__Directive__
Omit any picture, and return the remaining data exactly as written.

__Data entries__
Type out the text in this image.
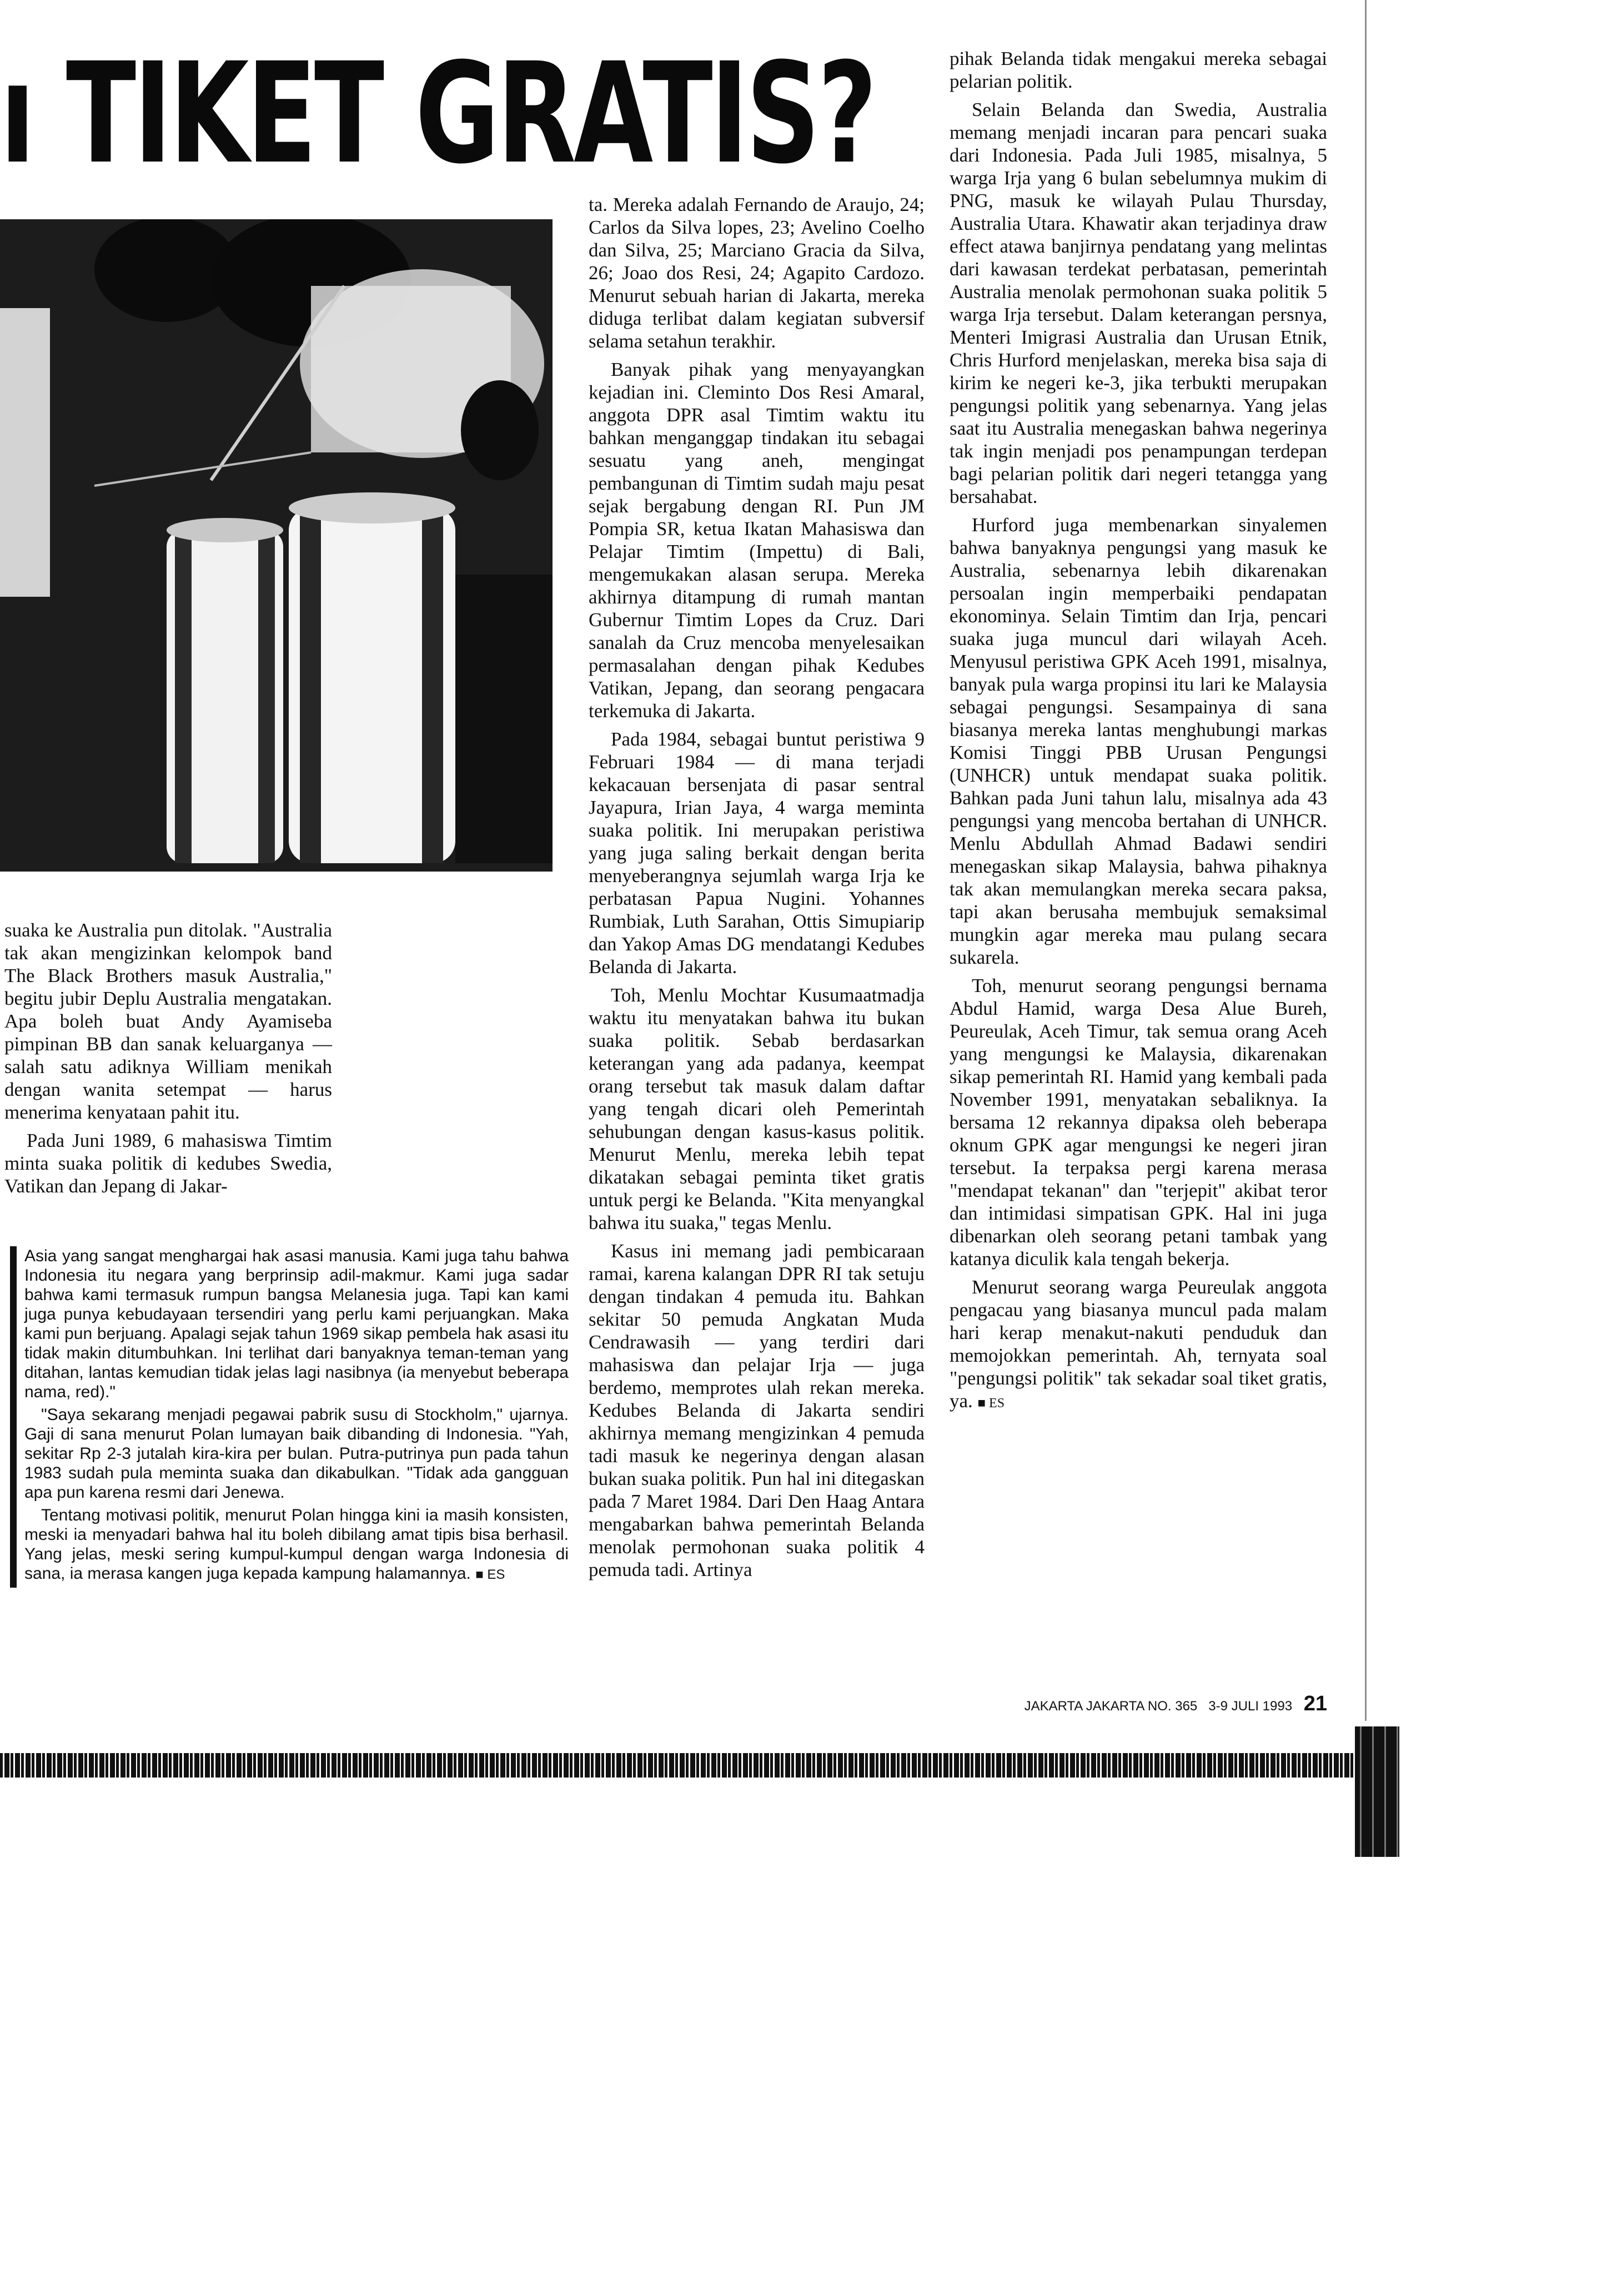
ı TIKET GRATIS?

suaka ke Australia pun ditolak. "Australia tak akan mengizinkan kelompok band The Black Brothers masuk Australia," begitu jubir Deplu Australia mengatakan. Apa boleh buat Andy Ayamiseba pimpinan BB dan sanak keluarganya — salah satu adiknya William menikah dengan wanita setempat — harus menerima kenyataan pahit itu.

Pada Juni 1989, 6 mahasiswa Timtim minta suaka politik di kedubes Swedia, Vatikan dan Jepang di Jakar-

Asia yang sangat menghargai hak asasi manusia. Kami juga tahu bahwa Indonesia itu negara yang berprinsip adil-makmur. Kami juga sadar bahwa kami termasuk rumpun bangsa Melanesia juga. Tapi kan kami juga punya kebudayaan tersendiri yang perlu kami perjuangkan. Maka kami pun berjuang. Apalagi sejak tahun 1969 sikap pembela hak asasi itu tidak makin ditumbuhkan. Ini terlihat dari banyaknya teman-teman yang ditahan, lantas kemudian tidak jelas lagi nasibnya (ia menyebut beberapa nama, red)."

"Saya sekarang menjadi pegawai pabrik susu di Stockholm," ujarnya. Gaji di sana menurut Polan lumayan baik dibanding di Indonesia. "Yah, sekitar Rp 2-3 jutalah kira-kira per bulan. Putra-putrinya pun pada tahun 1983 sudah pula meminta suaka dan dikabulkan. "Tidak ada gangguan apa pun karena resmi dari Jenewa.

Tentang motivasi politik, menurut Polan hingga kini ia masih konsisten, meski ia menyadari bahwa hal itu boleh dibilang amat tipis bisa berhasil. Yang jelas, meski sering kumpul-kumpul dengan warga Indonesia di sana, ia merasa kangen juga kepada kampung halamannya. ■ ES

ta. Mereka adalah Fernando de Araujo, 24; Carlos da Silva lopes, 23; Avelino Coelho dan Silva, 25; Marciano Gracia da Silva, 26; Joao dos Resi, 24; Agapito Cardozo. Menurut sebuah harian di Jakarta, mereka diduga terlibat dalam kegiatan subversif selama setahun terakhir.

Banyak pihak yang menyayangkan kejadian ini. Cleminto Dos Resi Amaral, anggota DPR asal Timtim waktu itu bahkan menganggap tindakan itu sebagai sesuatu yang aneh, mengingat pembangunan di Timtim sudah maju pesat sejak bergabung dengan RI. Pun JM Pompia SR, ketua Ikatan Mahasiswa dan Pelajar Timtim (Impettu) di Bali, mengemukakan alasan serupa. Mereka akhirnya ditampung di rumah mantan Gubernur Timtim Lopes da Cruz. Dari sanalah da Cruz mencoba menyelesaikan permasalahan dengan pihak Kedubes Vatikan, Jepang, dan seorang pengacara terkemuka di Jakarta.

Pada 1984, sebagai buntut peristiwa 9 Februari 1984 — di mana terjadi kekacauan bersenjata di pasar sentral Jayapura, Irian Jaya, 4 warga meminta suaka politik. Ini merupakan peristiwa yang juga saling berkait dengan berita menyeberangnya sejumlah warga Irja ke perbatasan Papua Nugini. Yohannes Rumbiak, Luth Sarahan, Ottis Simupiarip dan Yakop Amas DG mendatangi Kedubes Belanda di Jakarta.

Toh, Menlu Mochtar Kusumaatmadja waktu itu menyatakan bahwa itu bukan suaka politik. Sebab berdasarkan keterangan yang ada padanya, keempat orang tersebut tak masuk dalam daftar yang tengah dicari oleh Pemerintah sehubungan dengan kasus-kasus politik. Menurut Menlu, mereka lebih tepat dikatakan sebagai peminta tiket gratis untuk pergi ke Belanda. "Kita menyangkal bahwa itu suaka," tegas Menlu.

Kasus ini memang jadi pembicaraan ramai, karena kalangan DPR RI tak setuju dengan tindakan 4 pemuda itu. Bahkan sekitar 50 pemuda Angkatan Muda Cendrawasih — yang terdiri dari mahasiswa dan pelajar Irja — juga berdemo, memprotes ulah rekan mereka. Kedubes Belanda di Jakarta sendiri akhirnya memang mengizinkan 4 pemuda tadi masuk ke negerinya dengan alasan bukan suaka politik. Pun hal ini ditegaskan pada 7 Maret 1984. Dari Den Haag Antara mengabarkan bahwa pemerintah Belanda menolak permohonan suaka politik 4 pemuda tadi. Artinya

pihak Belanda tidak mengakui mereka sebagai pelarian politik.

Selain Belanda dan Swedia, Australia memang menjadi incaran para pencari suaka dari Indonesia. Pada Juli 1985, misalnya, 5 warga Irja yang 6 bulan sebelumnya mukim di PNG, masuk ke wilayah Pulau Thursday, Australia Utara. Khawatir akan terjadinya draw effect atawa banjirnya pendatang yang melintas dari kawasan terdekat perbatasan, pemerintah Australia menolak permohonan suaka politik 5 warga Irja tersebut. Dalam keterangan persnya, Menteri Imigrasi Australia dan Urusan Etnik, Chris Hurford menjelaskan, mereka bisa saja di kirim ke negeri ke-3, jika terbukti merupakan pengungsi politik yang sebenarnya. Yang jelas saat itu Australia menegaskan bahwa negerinya tak ingin menjadi pos penampungan terdepan bagi pelarian politik dari negeri tetangga yang bersahabat.

Hurford juga membenarkan sinyalemen bahwa banyaknya pengungsi yang masuk ke Australia, sebenarnya lebih dikarenakan persoalan ingin memperbaiki pendapatan ekonominya. Selain Timtim dan Irja, pencari suaka juga muncul dari wilayah Aceh. Menyusul peristiwa GPK Aceh 1991, misalnya, banyak pula warga propinsi itu lari ke Malaysia sebagai pengungsi. Sesampainya di sana biasanya mereka lantas menghubungi markas Komisi Tinggi PBB Urusan Pengungsi (UNHCR) untuk mendapat suaka politik. Bahkan pada Juni tahun lalu, misalnya ada 43 pengungsi yang mencoba bertahan di UNHCR. Menlu Abdullah Ahmad Badawi sendiri menegaskan sikap Malaysia, bahwa pihaknya tak akan memulangkan mereka secara paksa, tapi akan berusaha membujuk semaksimal mungkin agar mereka mau pulang secara sukarela.

Toh, menurut seorang pengungsi bernama Abdul Hamid, warga Desa Alue Bureh, Peureulak, Aceh Timur, tak semua orang Aceh yang mengungsi ke Malaysia, dikarenakan sikap pemerintah RI. Hamid yang kembali pada November 1991, menyatakan sebaliknya. Ia bersama 12 rekannya dipaksa oleh beberapa oknum GPK agar mengungsi ke negeri jiran tersebut. Ia terpaksa pergi karena merasa "mendapat tekanan" dan "terjepit" akibat teror dan intimidasi simpatisan GPK. Hal ini juga dibenarkan oleh seorang petani tambak yang katanya diculik kala tengah bekerja.

Menurut seorang warga Peureulak anggota pengacau yang biasanya muncul pada malam hari kerap menakut-nakuti penduduk dan memojokkan pemerintah. Ah, ternyata soal "pengungsi politik" tak sekadar soal tiket gratis, ya. ■ ES

JAKARTA JAKARTA NO. 365 3-9 JULI 1993 21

__Reply__
Type out the text in this image.
ı TIKET GRATIS?

suaka ke Australia pun ditolak. "Australia tak akan mengizinkan kelompok band The Black Brothers masuk Australia," begitu jubir Deplu Australia mengatakan. Apa boleh buat Andy Ayamiseba pimpinan BB dan sanak keluarganya — salah satu adiknya William menikah dengan wanita setempat — harus menerima kenyataan pahit itu.

Pada Juni 1989, 6 mahasiswa Timtim minta suaka politik di kedubes Swedia, Vatikan dan Jepang di Jakar-

Asia yang sangat menghargai hak asasi manusia. Kami juga tahu bahwa Indonesia itu negara yang berprinsip adil-makmur. Kami juga sadar bahwa kami termasuk rumpun bangsa Melanesia juga. Tapi kan kami juga punya kebudayaan tersendiri yang perlu kami perjuangkan. Maka kami pun berjuang. Apalagi sejak tahun 1969 sikap pembela hak asasi itu tidak makin ditumbuhkan. Ini terlihat dari banyaknya teman-teman yang ditahan, lantas kemudian tidak jelas lagi nasibnya (ia menyebut beberapa nama, red)."

"Saya sekarang menjadi pegawai pabrik susu di Stockholm," ujarnya. Gaji di sana menurut Polan lumayan baik dibanding di Indonesia. "Yah, sekitar Rp 2-3 jutalah kira-kira per bulan. Putra-putrinya pun pada tahun 1983 sudah pula meminta suaka dan dikabulkan. "Tidak ada gangguan apa pun karena resmi dari Jenewa.

Tentang motivasi politik, menurut Polan hingga kini ia masih konsisten, meski ia menyadari bahwa hal itu boleh dibilang amat tipis bisa berhasil. Yang jelas, meski sering kumpul-kumpul dengan warga Indonesia di sana, ia merasa kangen juga kepada kampung halamannya. ■ ES

ta. Mereka adalah Fernando de Araujo, 24; Carlos da Silva lopes, 23; Avelino Coelho dan Silva, 25; Marciano Gracia da Silva, 26; Joao dos Resi, 24; Agapito Cardozo. Menurut sebuah harian di Jakarta, mereka diduga terlibat dalam kegiatan subversif selama setahun terakhir.

Banyak pihak yang menyayangkan kejadian ini. Cleminto Dos Resi Amaral, anggota DPR asal Timtim waktu itu bahkan menganggap tindakan itu sebagai sesuatu yang aneh, mengingat pembangunan di Timtim sudah maju pesat sejak bergabung dengan RI. Pun JM Pompia SR, ketua Ikatan Mahasiswa dan Pelajar Timtim (Impettu) di Bali, mengemukakan alasan serupa. Mereka akhirnya ditampung di rumah mantan Gubernur Timtim Lopes da Cruz. Dari sanalah da Cruz mencoba menyelesaikan permasalahan dengan pihak Kedubes Vatikan, Jepang, dan seorang pengacara terkemuka di Jakarta.

Pada 1984, sebagai buntut peristiwa 9 Februari 1984 — di mana terjadi kekacauan bersenjata di pasar sentral Jayapura, Irian Jaya, 4 warga meminta suaka politik. Ini merupakan peristiwa yang juga saling berkait dengan berita menyeberangnya sejumlah warga Irja ke perbatasan Papua Nugini. Yohannes Rumbiak, Luth Sarahan, Ottis Simupiarip dan Yakop Amas DG mendatangi Kedubes Belanda di Jakarta.

Toh, Menlu Mochtar Kusumaatmadja waktu itu menyatakan bahwa itu bukan suaka politik. Sebab berdasarkan keterangan yang ada padanya, keempat orang tersebut tak masuk dalam daftar yang tengah dicari oleh Pemerintah sehubungan dengan kasus-kasus politik. Menurut Menlu, mereka lebih tepat dikatakan sebagai peminta tiket gratis untuk pergi ke Belanda. "Kita menyangkal bahwa itu suaka," tegas Menlu.

Kasus ini memang jadi pembicaraan ramai, karena kalangan DPR RI tak setuju dengan tindakan 4 pemuda itu. Bahkan sekitar 50 pemuda Angkatan Muda Cendrawasih — yang terdiri dari mahasiswa dan pelajar Irja — juga berdemo, memprotes ulah rekan mereka. Kedubes Belanda di Jakarta sendiri akhirnya memang mengizinkan 4 pemuda tadi masuk ke negerinya dengan alasan bukan suaka politik. Pun hal ini ditegaskan pada 7 Maret 1984. Dari Den Haag Antara mengabarkan bahwa pemerintah Belanda menolak permohonan suaka politik 4 pemuda tadi. Artinya

pihak Belanda tidak mengakui mereka sebagai pelarian politik.

Selain Belanda dan Swedia, Australia memang menjadi incaran para pencari suaka dari Indonesia. Pada Juli 1985, misalnya, 5 warga Irja yang 6 bulan sebelumnya mukim di PNG, masuk ke wilayah Pulau Thursday, Australia Utara. Khawatir akan terjadinya draw effect atawa banjirnya pendatang yang melintas dari kawasan terdekat perbatasan, pemerintah Australia menolak permohonan suaka politik 5 warga Irja tersebut. Dalam keterangan persnya, Menteri Imigrasi Australia dan Urusan Etnik, Chris Hurford menjelaskan, mereka bisa saja di kirim ke negeri ke-3, jika terbukti merupakan pengungsi politik yang sebenarnya. Yang jelas saat itu Australia menegaskan bahwa negerinya tak ingin menjadi pos penampungan terdepan bagi pelarian politik dari negeri tetangga yang bersahabat.

Hurford juga membenarkan sinyalemen bahwa banyaknya pengungsi yang masuk ke Australia, sebenarnya lebih dikarenakan persoalan ingin memperbaiki pendapatan ekonominya. Selain Timtim dan Irja, pencari suaka juga muncul dari wilayah Aceh. Menyusul peristiwa GPK Aceh 1991, misalnya, banyak pula warga propinsi itu lari ke Malaysia sebagai pengungsi. Sesampainya di sana biasanya mereka lantas menghubungi markas Komisi Tinggi PBB Urusan Pengungsi (UNHCR) untuk mendapat suaka politik. Bahkan pada Juni tahun lalu, misalnya ada 43 pengungsi yang mencoba bertahan di UNHCR. Menlu Abdullah Ahmad Badawi sendiri menegaskan sikap Malaysia, bahwa pihaknya tak akan memulangkan mereka secara paksa, tapi akan berusaha membujuk semaksimal mungkin agar mereka mau pulang secara sukarela.

Toh, menurut seorang pengungsi bernama Abdul Hamid, warga Desa Alue Bureh, Peureulak, Aceh Timur, tak semua orang Aceh yang mengungsi ke Malaysia, dikarenakan sikap pemerintah RI. Hamid yang kembali pada November 1991, menyatakan sebaliknya. Ia bersama 12 rekannya dipaksa oleh beberapa oknum GPK agar mengungsi ke negeri jiran tersebut. Ia terpaksa pergi karena merasa "mendapat tekanan" dan "terjepit" akibat teror dan intimidasi simpatisan GPK. Hal ini juga dibenarkan oleh seorang petani tambak yang katanya diculik kala tengah bekerja.

Menurut seorang warga Peureulak anggota pengacau yang biasanya muncul pada malam hari kerap menakut-nakuti penduduk dan memojokkan pemerintah. Ah, ternyata soal "pengungsi politik" tak sekadar soal tiket gratis, ya. ■ ES

JAKARTA JAKARTA NO. 365 3-9 JULI 1993 21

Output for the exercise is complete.